*** Provided material

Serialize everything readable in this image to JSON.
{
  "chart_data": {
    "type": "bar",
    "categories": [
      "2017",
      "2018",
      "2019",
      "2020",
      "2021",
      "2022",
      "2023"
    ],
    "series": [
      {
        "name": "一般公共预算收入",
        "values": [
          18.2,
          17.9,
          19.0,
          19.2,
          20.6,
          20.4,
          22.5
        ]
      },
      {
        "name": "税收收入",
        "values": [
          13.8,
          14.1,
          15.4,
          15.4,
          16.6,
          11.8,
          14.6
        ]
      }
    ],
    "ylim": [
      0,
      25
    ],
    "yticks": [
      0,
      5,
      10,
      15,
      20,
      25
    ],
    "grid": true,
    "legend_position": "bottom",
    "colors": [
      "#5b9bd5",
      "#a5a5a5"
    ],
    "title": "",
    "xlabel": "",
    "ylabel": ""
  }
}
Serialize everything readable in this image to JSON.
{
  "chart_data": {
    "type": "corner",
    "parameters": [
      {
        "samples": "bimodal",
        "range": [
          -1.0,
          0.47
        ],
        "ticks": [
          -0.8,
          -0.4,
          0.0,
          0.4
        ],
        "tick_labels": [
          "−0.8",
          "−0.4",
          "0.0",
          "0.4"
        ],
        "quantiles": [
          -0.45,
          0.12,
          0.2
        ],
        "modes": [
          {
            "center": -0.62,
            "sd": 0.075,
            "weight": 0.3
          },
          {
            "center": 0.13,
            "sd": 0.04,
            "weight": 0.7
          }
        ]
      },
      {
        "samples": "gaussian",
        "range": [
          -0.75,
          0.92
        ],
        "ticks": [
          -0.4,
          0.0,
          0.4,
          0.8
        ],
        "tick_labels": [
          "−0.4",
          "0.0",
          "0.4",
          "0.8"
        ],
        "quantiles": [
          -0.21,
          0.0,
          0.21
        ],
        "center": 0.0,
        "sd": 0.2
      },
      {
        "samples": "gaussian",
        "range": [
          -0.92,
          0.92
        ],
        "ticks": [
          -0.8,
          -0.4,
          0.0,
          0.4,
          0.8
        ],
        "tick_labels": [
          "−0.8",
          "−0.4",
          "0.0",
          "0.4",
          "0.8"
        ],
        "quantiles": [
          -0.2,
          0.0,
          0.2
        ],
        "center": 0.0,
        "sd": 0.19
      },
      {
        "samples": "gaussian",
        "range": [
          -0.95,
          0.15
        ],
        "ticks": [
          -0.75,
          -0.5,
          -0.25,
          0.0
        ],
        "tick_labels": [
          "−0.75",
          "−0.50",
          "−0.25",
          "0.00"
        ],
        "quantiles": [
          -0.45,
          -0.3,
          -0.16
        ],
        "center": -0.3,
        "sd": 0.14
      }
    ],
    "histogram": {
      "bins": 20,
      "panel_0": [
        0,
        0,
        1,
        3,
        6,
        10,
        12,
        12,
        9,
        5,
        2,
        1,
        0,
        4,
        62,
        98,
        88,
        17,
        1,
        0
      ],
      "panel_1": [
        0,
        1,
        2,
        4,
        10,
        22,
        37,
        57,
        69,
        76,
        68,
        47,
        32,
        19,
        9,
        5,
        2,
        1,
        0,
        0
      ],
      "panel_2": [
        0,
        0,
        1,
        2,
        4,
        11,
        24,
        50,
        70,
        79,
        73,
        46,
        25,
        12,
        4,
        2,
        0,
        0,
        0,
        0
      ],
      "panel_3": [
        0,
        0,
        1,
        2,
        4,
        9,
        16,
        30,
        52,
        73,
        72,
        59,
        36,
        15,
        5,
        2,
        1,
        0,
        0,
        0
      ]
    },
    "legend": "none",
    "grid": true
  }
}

******

**Stated goal:** Transcribe the whole listing exactly.

**Solution to this task:**
Serialize everything readable in this image to JSON.
{
  "chart_data": {
    "type": "bar",
    "categories": [
      "2017",
      "2018",
      "2019",
      "2020",
      "2021",
      "2022",
      "2023"
    ],
    "series": [
      {
        "name": "一般公共预算收入",
        "values": [
          18.2,
          17.9,
          19.0,
          19.2,
          20.6,
          20.4,
          22.5
        ]
      },
      {
        "name": "税收收入",
        "values": [
          13.8,
          14.1,
          15.4,
          15.4,
          16.6,
          11.8,
          14.6
        ]
      }
    ],
    "ylim": [
      0,
      25
    ],
    "yticks": [
      0,
      5,
      10,
      15,
      20,
      25
    ],
    "grid": true,
    "legend_position": "bottom",
    "colors": [
      "#5b9bd5",
      "#a5a5a5"
    ],
    "title": "",
    "xlabel": "",
    "ylabel": ""
  }
}
Serialize everything readable in this image to JSON.
{
  "chart_data": {
    "type": "corner",
    "parameters": [
      {
        "samples": "bimodal",
        "range": [
          -1.0,
          0.47
        ],
        "ticks": [
          -0.8,
          -0.4,
          0.0,
          0.4
        ],
        "tick_labels": [
          "−0.8",
          "−0.4",
          "0.0",
          "0.4"
        ],
        "quantiles": [
          -0.45,
          0.12,
          0.2
        ],
        "modes": [
          {
            "center": -0.62,
            "sd": 0.075,
            "weight": 0.3
          },
          {
            "center": 0.13,
            "sd": 0.04,
            "weight": 0.7
          }
        ]
      },
      {
        "samples": "gaussian",
        "range": [
          -0.75,
          0.92
        ],
        "ticks": [
          -0.4,
          0.0,
          0.4,
          0.8
        ],
        "tick_labels": [
          "−0.4",
          "0.0",
          "0.4",
          "0.8"
        ],
        "quantiles": [
          -0.21,
          0.0,
          0.21
        ],
        "center": 0.0,
        "sd": 0.2
      },
      {
        "samples": "gaussian",
        "range": [
          -0.92,
          0.92
        ],
        "ticks": [
          -0.8,
          -0.4,
          0.0,
          0.4,
          0.8
        ],
        "tick_labels": [
          "−0.8",
          "−0.4",
          "0.0",
          "0.4",
          "0.8"
        ],
        "quantiles": [
          -0.2,
          0.0,
          0.2
        ],
        "center": 0.0,
        "sd": 0.19
      },
      {
        "samples": "gaussian",
        "range": [
          -0.95,
          0.15
        ],
        "ticks": [
          -0.75,
          -0.5,
          -0.25,
          0.0
        ],
        "tick_labels": [
          "−0.75",
          "−0.50",
          "−0.25",
          "0.00"
        ],
        "quantiles": [
          -0.45,
          -0.3,
          -0.16
        ],
        "center": -0.3,
        "sd": 0.14
      }
    ],
    "histogram": {
      "bins": 20,
      "panel_0": [
        0,
        0,
        1,
        3,
        6,
        10,
        12,
        12,
        9,
        5,
        2,
        1,
        0,
        4,
        62,
        98,
        88,
        17,
        1,
        0
      ],
      "panel_1": [
        0,
        1,
        2,
        4,
        10,
        22,
        37,
        57,
        69,
        76,
        68,
        47,
        32,
        19,
        9,
        5,
        2,
        1,
        0,
        0
      ],
      "panel_2": [
        0,
        0,
        1,
        2,
        4,
        11,
        24,
        50,
        70,
        79,
        73,
        46,
        25,
        12,
        4,
        2,
        0,
        0,
        0,
        0
      ],
      "panel_3": [
        0,
        0,
        1,
        2,
        4,
        9,
        16,
        30,
        52,
        73,
        72,
        59,
        36,
        15,
        5,
        2,
        1,
        0,
        0,
        0
      ]
    },
    "legend": "none",
    "grid": true
  }
}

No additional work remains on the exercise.